What you will do
Count lines with the string "tổng" in them. State the number alone.

(Extracted data entries)
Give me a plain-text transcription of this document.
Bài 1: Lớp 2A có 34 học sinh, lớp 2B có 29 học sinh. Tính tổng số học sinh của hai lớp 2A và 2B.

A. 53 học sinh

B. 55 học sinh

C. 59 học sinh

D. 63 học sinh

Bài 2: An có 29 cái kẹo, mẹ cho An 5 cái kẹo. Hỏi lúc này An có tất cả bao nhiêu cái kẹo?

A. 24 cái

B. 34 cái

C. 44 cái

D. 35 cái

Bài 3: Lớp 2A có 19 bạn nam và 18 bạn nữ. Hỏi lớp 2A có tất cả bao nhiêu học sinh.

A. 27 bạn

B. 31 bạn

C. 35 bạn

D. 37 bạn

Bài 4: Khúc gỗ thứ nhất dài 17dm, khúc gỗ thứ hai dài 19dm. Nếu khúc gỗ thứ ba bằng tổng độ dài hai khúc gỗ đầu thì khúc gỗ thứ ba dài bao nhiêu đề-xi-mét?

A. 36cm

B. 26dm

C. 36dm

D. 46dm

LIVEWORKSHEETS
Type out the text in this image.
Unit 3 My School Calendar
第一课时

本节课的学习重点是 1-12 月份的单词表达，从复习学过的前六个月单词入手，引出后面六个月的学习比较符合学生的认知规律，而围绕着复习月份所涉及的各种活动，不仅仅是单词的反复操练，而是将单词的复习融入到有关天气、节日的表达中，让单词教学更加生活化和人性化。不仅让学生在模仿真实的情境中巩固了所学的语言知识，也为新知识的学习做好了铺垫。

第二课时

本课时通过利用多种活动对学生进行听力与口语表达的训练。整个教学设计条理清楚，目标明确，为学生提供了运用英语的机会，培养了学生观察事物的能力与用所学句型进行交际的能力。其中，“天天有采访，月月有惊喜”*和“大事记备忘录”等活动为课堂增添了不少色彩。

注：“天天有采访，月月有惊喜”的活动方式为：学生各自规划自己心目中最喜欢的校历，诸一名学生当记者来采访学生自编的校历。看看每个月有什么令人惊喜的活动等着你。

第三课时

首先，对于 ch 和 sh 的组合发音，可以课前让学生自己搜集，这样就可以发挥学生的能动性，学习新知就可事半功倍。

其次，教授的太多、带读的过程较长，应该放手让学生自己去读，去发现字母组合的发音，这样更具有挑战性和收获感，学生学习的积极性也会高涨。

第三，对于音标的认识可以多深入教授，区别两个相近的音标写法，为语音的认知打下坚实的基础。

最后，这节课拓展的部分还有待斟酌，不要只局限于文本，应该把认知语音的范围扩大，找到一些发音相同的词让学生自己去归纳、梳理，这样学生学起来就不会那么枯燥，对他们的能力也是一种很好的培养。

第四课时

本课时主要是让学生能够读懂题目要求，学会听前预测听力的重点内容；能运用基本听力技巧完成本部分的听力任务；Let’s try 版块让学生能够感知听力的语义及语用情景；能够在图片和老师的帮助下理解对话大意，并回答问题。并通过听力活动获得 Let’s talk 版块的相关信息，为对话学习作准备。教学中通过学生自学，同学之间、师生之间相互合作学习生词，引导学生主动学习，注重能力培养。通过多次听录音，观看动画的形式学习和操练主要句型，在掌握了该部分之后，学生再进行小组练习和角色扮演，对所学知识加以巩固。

Correct output
2